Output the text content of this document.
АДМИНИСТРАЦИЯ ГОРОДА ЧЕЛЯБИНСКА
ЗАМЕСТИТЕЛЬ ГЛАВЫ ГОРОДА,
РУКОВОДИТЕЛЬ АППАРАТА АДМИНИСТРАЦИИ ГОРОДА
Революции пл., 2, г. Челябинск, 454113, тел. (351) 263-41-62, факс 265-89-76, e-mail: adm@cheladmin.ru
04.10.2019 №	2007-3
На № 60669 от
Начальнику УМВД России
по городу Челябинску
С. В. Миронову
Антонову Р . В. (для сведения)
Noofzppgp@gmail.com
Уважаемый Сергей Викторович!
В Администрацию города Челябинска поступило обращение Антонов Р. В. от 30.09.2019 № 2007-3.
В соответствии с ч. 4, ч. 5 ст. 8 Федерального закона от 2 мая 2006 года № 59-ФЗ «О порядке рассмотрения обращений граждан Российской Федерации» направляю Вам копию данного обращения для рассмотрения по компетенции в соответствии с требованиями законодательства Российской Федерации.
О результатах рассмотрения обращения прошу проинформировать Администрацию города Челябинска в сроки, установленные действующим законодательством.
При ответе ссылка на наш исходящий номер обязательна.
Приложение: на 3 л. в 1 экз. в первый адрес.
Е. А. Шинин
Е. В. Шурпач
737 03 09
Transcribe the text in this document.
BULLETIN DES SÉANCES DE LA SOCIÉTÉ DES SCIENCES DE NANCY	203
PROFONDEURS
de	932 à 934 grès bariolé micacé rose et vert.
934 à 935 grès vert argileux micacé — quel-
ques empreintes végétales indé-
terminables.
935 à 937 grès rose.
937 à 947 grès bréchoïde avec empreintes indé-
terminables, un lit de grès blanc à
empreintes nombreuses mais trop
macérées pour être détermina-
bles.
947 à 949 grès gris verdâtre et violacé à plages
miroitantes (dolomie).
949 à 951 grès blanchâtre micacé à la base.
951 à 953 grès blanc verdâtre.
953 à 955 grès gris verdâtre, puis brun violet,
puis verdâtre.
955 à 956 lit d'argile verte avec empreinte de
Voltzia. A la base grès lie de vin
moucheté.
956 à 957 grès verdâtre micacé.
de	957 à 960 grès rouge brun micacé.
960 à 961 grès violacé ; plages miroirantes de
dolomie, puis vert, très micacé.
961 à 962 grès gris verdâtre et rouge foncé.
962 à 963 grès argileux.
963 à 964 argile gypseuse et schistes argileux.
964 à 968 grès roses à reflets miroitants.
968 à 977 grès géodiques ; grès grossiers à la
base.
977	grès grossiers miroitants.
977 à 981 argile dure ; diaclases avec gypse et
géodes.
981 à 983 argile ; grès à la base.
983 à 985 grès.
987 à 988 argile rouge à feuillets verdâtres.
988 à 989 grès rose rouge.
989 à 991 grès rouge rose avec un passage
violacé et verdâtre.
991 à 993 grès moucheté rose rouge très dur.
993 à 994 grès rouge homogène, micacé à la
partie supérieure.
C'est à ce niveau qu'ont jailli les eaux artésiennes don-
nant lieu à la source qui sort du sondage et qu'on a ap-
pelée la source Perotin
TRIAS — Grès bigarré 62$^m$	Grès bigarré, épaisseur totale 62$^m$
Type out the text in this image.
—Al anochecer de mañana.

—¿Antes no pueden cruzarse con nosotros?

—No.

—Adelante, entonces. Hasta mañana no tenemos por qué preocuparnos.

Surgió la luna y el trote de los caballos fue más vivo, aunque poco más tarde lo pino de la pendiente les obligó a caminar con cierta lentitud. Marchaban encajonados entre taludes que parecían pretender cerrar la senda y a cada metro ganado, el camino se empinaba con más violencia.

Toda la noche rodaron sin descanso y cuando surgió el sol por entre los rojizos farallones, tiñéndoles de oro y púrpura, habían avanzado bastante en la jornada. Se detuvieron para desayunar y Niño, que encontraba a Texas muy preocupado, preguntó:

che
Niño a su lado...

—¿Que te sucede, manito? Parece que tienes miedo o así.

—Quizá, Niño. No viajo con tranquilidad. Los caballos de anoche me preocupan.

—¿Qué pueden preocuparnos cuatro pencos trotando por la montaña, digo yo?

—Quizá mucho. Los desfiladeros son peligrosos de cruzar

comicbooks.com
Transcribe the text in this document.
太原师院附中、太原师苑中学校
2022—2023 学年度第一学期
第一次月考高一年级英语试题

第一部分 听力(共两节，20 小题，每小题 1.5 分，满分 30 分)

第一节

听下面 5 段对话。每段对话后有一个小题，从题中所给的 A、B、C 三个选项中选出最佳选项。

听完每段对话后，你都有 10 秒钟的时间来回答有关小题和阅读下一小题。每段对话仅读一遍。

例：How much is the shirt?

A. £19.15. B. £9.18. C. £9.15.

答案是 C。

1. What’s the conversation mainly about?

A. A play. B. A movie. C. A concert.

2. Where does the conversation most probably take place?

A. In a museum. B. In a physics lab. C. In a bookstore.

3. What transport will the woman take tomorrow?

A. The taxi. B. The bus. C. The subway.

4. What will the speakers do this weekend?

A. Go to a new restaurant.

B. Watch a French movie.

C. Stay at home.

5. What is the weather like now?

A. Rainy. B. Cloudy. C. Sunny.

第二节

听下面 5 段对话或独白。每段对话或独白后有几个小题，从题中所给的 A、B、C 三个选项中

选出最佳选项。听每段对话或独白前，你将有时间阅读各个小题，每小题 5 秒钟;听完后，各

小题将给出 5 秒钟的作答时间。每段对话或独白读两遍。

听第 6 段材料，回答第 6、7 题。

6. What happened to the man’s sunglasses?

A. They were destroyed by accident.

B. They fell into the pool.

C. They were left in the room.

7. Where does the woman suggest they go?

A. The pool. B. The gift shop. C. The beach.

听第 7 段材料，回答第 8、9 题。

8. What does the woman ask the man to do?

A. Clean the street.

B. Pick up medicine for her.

_Problem to solve:_
Nothing may be left out: return each entry exactly as it reads.

_Answer in full:_
Output the text content of this document.
АДМИНИСТРАЦИЯ ГОРОДА ЧЕЛЯБИНСКА
ЗАМЕСТИТЕЛЬ ГЛАВЫ ГОРОДА,
РУКОВОДИТЕЛЬ АППАРАТА АДМИНИСТРАЦИИ ГОРОДА
Революции пл., 2, г. Челябинск, 454113, тел. (351) 263-41-62, факс 265-89-76, e-mail: adm@cheladmin.ru
04.10.2019 №	2007-3
На № 60669 от
Начальнику УМВД России
по городу Челябинску
С. В. Миронову
Антонову Р . В. (для сведения)
Noofzppgp@gmail.com
Уважаемый Сергей Викторович!
В Администрацию города Челябинска поступило обращение Антонов Р. В. от 30.09.2019 № 2007-3.
В соответствии с ч. 4, ч. 5 ст. 8 Федерального закона от 2 мая 2006 года № 59-ФЗ «О порядке рассмотрения обращений граждан Российской Федерации» направляю Вам копию данного обращения для рассмотрения по компетенции в соответствии с требованиями законодательства Российской Федерации.
О результатах рассмотрения обращения прошу проинформировать Администрацию города Челябинска в сроки, установленные действующим законодательством.
При ответе ссылка на наш исходящий номер обязательна.
Приложение: на 3 л. в 1 экз. в первый адрес.
Е. А. Шинин
Е. В. Шурпач
737 03 09
Transcribe the text in this document.
BULLETIN DES SÉANCES DE LA SOCIÉTÉ DES SCIENCES DE NANCY	203
PROFONDEURS
de	932 à 934 grès bariolé micacé rose et vert.
934 à 935 grès vert argileux micacé — quel-
ques empreintes végétales indé-
terminables.
935 à 937 grès rose.
937 à 947 grès bréchoïde avec empreintes indé-
terminables, un lit de grès blanc à
empreintes nombreuses mais trop
macérées pour être détermina-
bles.
947 à 949 grès gris verdâtre et violacé à plages
miroitantes (dolomie).
949 à 951 grès blanchâtre micacé à la base.
951 à 953 grès blanc verdâtre.
953 à 955 grès gris verdâtre, puis brun violet,
puis verdâtre.
955 à 956 lit d'argile verte avec empreinte de
Voltzia. A la base grès lie de vin
moucheté.
956 à 957 grès verdâtre micacé.
de	957 à 960 grès rouge brun micacé.
960 à 961 grès violacé ; plages miroirantes de
dolomie, puis vert, très micacé.
961 à 962 grès gris verdâtre et rouge foncé.
962 à 963 grès argileux.
963 à 964 argile gypseuse et schistes argileux.
964 à 968 grès roses à reflets miroitants.
968 à 977 grès géodiques ; grès grossiers à la
base.
977	grès grossiers miroitants.
977 à 981 argile dure ; diaclases avec gypse et
géodes.
981 à 983 argile ; grès à la base.
983 à 985 grès.
987 à 988 argile rouge à feuillets verdâtres.
988 à 989 grès rose rouge.
989 à 991 grès rouge rose avec un passage
violacé et verdâtre.
991 à 993 grès moucheté rose rouge très dur.
993 à 994 grès rouge homogène, micacé à la
partie supérieure.
C'est à ce niveau qu'ont jailli les eaux artésiennes don-
nant lieu à la source qui sort du sondage et qu'on a ap-
pelée la source Perotin
TRIAS — Grès bigarré 62$^m$	Grès bigarré, épaisseur totale 62$^m$
Type out the text in this image.
—Al anochecer de mañana.

—¿Antes no pueden cruzarse con nosotros?

—No.

—Adelante, entonces. Hasta mañana no tenemos por qué preocuparnos.

Surgió la luna y el trote de los caballos fue más vivo, aunque poco más tarde lo pino de la pendiente les obligó a caminar con cierta lentitud. Marchaban encajonados entre taludes que parecían pretender cerrar la senda y a cada metro ganado, el camino se empinaba con más violencia.

Toda la noche rodaron sin descanso y cuando surgió el sol por entre los rojizos farallones, tiñéndoles de oro y púrpura, habían avanzado bastante en la jornada. Se detuvieron para desayunar y Niño, que encontraba a Texas muy preocupado, preguntó:

che
Niño a su lado...

—¿Que te sucede, manito? Parece que tienes miedo o así.

—Quizá, Niño. No viajo con tranquilidad. Los caballos de anoche me preocupan.

—¿Qué pueden preocuparnos cuatro pencos trotando por la montaña, digo yo?

—Quizá mucho. Los desfiladeros son peligrosos de cruzar

comicbooks.com
Transcribe the text in this document.
太原师院附中、太原师苑中学校
2022—2023 学年度第一学期
第一次月考高一年级英语试题

第一部分 听力(共两节，20 小题，每小题 1.5 分，满分 30 分)

第一节

听下面 5 段对话。每段对话后有一个小题，从题中所给的 A、B、C 三个选项中选出最佳选项。

听完每段对话后，你都有 10 秒钟的时间来回答有关小题和阅读下一小题。每段对话仅读一遍。

例：How much is the shirt?

A. £19.15. B. £9.18. C. £9.15.

答案是 C。

1. What’s the conversation mainly about?

A. A play. B. A movie. C. A concert.

2. Where does the conversation most probably take place?

A. In a museum. B. In a physics lab. C. In a bookstore.

3. What transport will the woman take tomorrow?

A. The taxi. B. The bus. C. The subway.

4. What will the speakers do this weekend?

A. Go to a new restaurant.

B. Watch a French movie.

C. Stay at home.

5. What is the weather like now?

A. Rainy. B. Cloudy. C. Sunny.

第二节

听下面 5 段对话或独白。每段对话或独白后有几个小题，从题中所给的 A、B、C 三个选项中

选出最佳选项。听每段对话或独白前，你将有时间阅读各个小题，每小题 5 秒钟;听完后，各

小题将给出 5 秒钟的作答时间。每段对话或独白读两遍。

听第 6 段材料，回答第 6、7 题。

6. What happened to the man’s sunglasses?

A. They were destroyed by accident.

B. They fell into the pool.

C. They were left in the room.

7. Where does the woman suggest they go?

A. The pool. B. The gift shop. C. The beach.

听第 7 段材料，回答第 8、9 题。

8. What does the woman ask the man to do?

A. Clean the street.

B. Pick up medicine for her.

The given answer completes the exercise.